PROBLEM:
Within the data below, state how many lines contain the string "вопросъ". Provide the number only.

=====

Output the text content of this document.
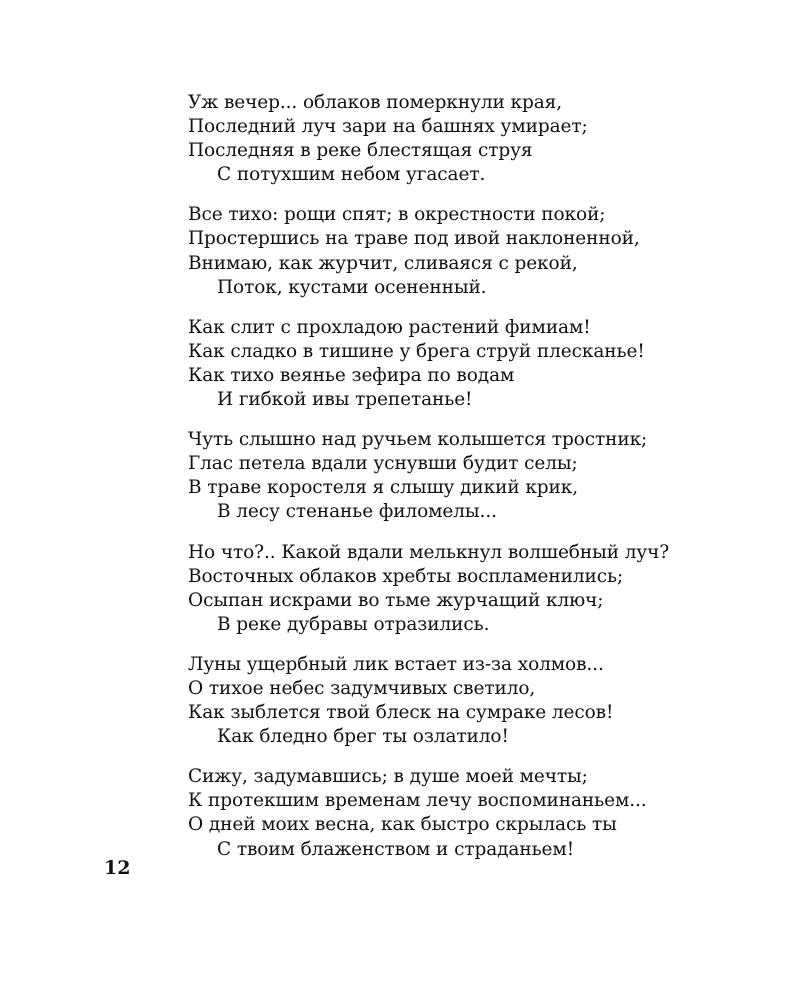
Уж вечер... облаков померкнули края,
Последний луч зари на башнях умирает;
Последняя в реке блестящая струя
С потухшим небом угасает.
Все тихо: рощи спят; в окрестности покой;
Простершись на траве под ивой наклоненной,
Внимаю, как журчит, сливаяся с рекой,
Поток, кустами осененный.
Как слит с прохладою растений фимиам!
Как сладко в тишине у брега струй плесканье!
Как тихо веянье зефира по водам
И гибкой ивы трепетанье!
Чуть слышно над ручьем колышется тростник;
Глас петела вдали уснувши будит селы;
В траве коростеля я слышу дикий крик,
В лесу стенанье филомелы...
Но что?.. Какой вдали мелькнул волшебный луч?
Восточных облаков хребты воспламенились;
Осыпан искрами во тьме журчащий ключ;
В реке дубравы отразились.
Луны ущербный лик встает из-за холмов...
О тихое небес задумчивых светило,
Как зыблется твой блеск на сумраке лесов!
Как бледно брег ты озлатило!
Сижу, задумавшись; в душе моей мечты;
К протекшим временам лечу воспоминаньем...
О дней моих весна, как быстро скрылась ты
С твоим блаженством и страданьем!
12
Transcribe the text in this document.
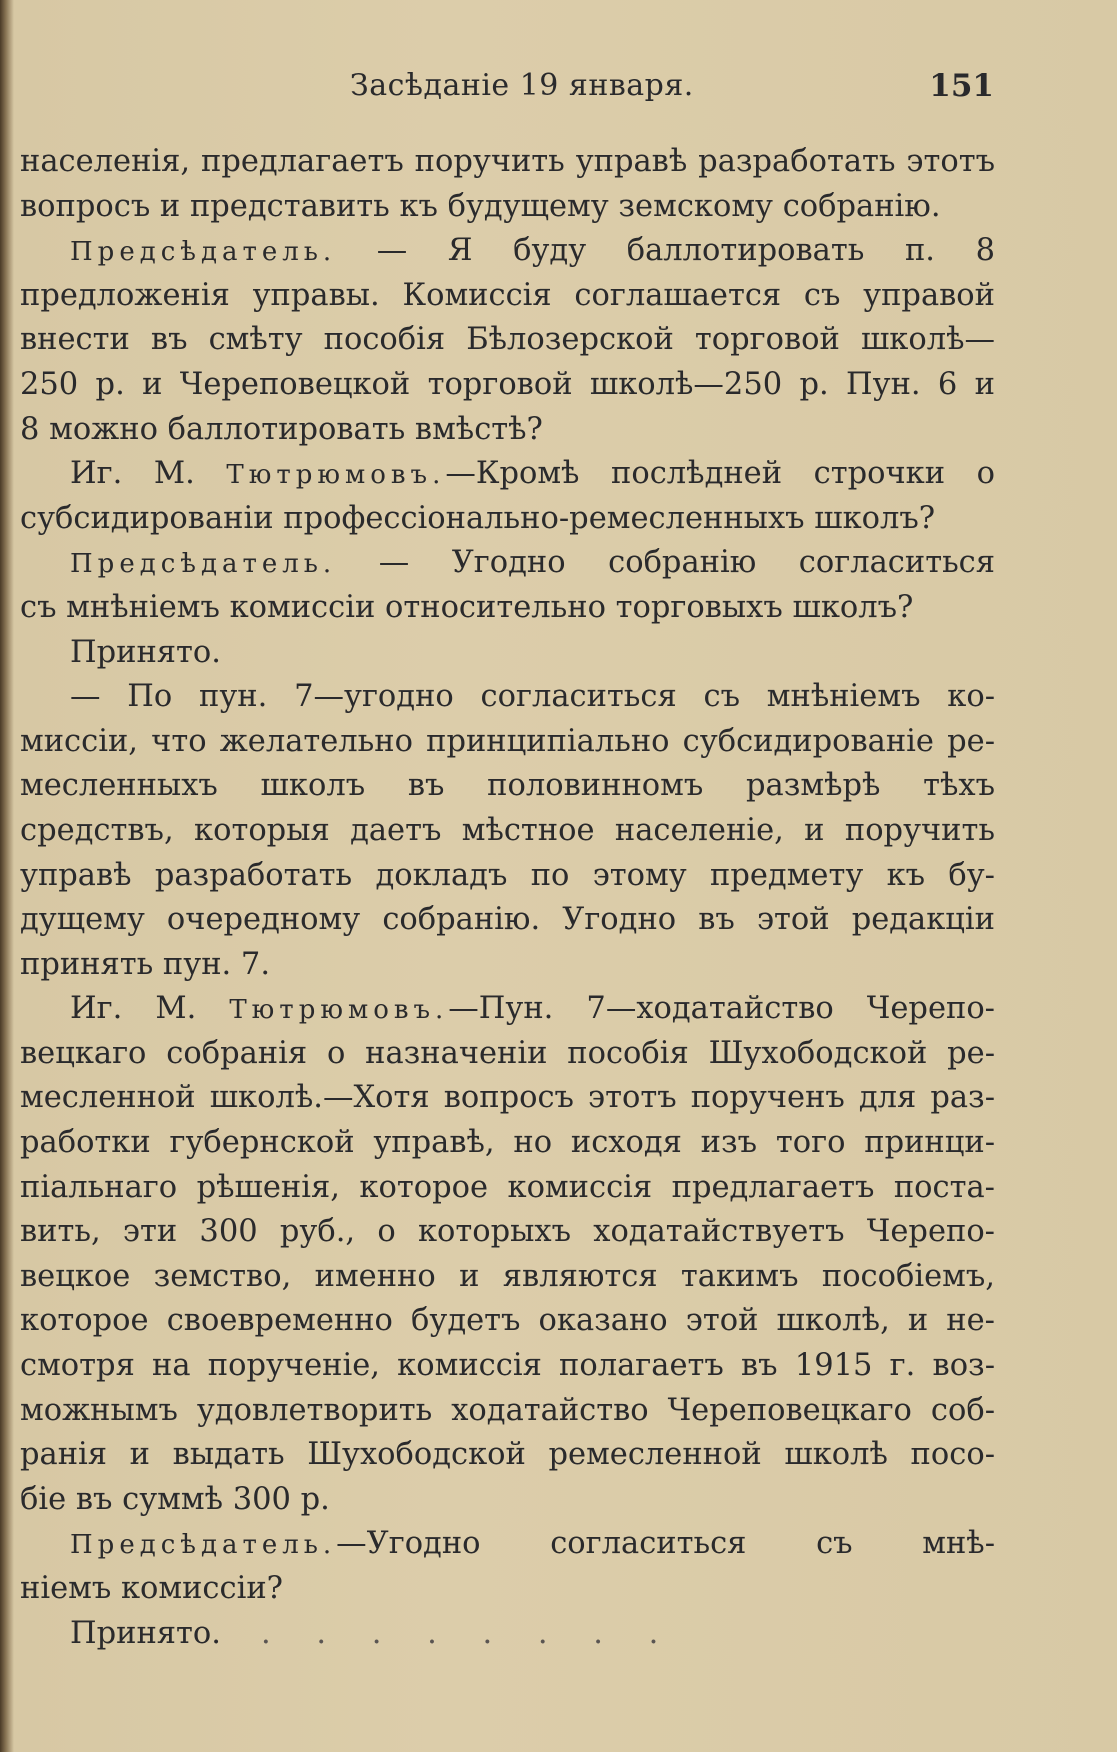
Засѣданіе 19 января.	151
населенія, предлагаетъ поручить управѣ разработать этотъ
вопросъ и представить къ будущему земскому собранію.
Предсѣдатель. — Я буду баллотировать п. 8
предложенія управы. Комиссія соглашается съ управой
внести въ смѣту пособія Бѣлозерской торговой школѣ—
250 р. и Череповецкой торговой школѣ—250 р. Пун. 6 и
8 можно баллотировать вмѣстѣ?
Иг. М. Тютрюмовъ.—Кромѣ послѣдней строчки о
субсидированіи профессіонально-ремесленныхъ школъ?
Предсѣдатель. — Угодно собранію согласиться
съ мнѣніемъ комиссіи относительно торговыхъ школъ?
Принято.
— По пун. 7—угодно согласиться съ мнѣніемъ ко-
миссіи, что желательно принципіально субсидированіе ре-
месленныхъ школъ въ половинномъ размѣрѣ тѣхъ
средствъ, которыя даетъ мѣстное населеніе, и поручить
управѣ разработать докладъ по этому предмету къ бу-
дущему очередному собранію. Угодно въ этой редакціи
принять пун. 7.
Иг. М. Тютрюмовъ.—Пун. 7—ходатайство Черепо-
вецкаго собранія о назначеніи пособія Шухободской ре-
месленной школѣ.—Хотя вопросъ этотъ порученъ для раз-
работки губернской управѣ, но исходя изъ того принци-
піальнаго рѣшенія, которое комиссія предлагаетъ поста-
вить, эти 300 руб., о которыхъ ходатайствуетъ Черепо-
вецкое земство, именно и являются такимъ пособіемъ,
которое своевременно будетъ оказано этой школѣ, и не-
смотря на порученіе, комиссія полагаетъ въ 1915 г. воз-
можнымъ удовлетворить ходатайство Череповецкаго соб-
ранія и выдать Шухободской ремесленной школѣ посо-
біе въ суммѣ 300 р.
Предсѣдатель.—Угодно согласиться съ мнѣ-
ніемъ комиссіи?
Принято. . . . . . . . .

=====

REPLY:
2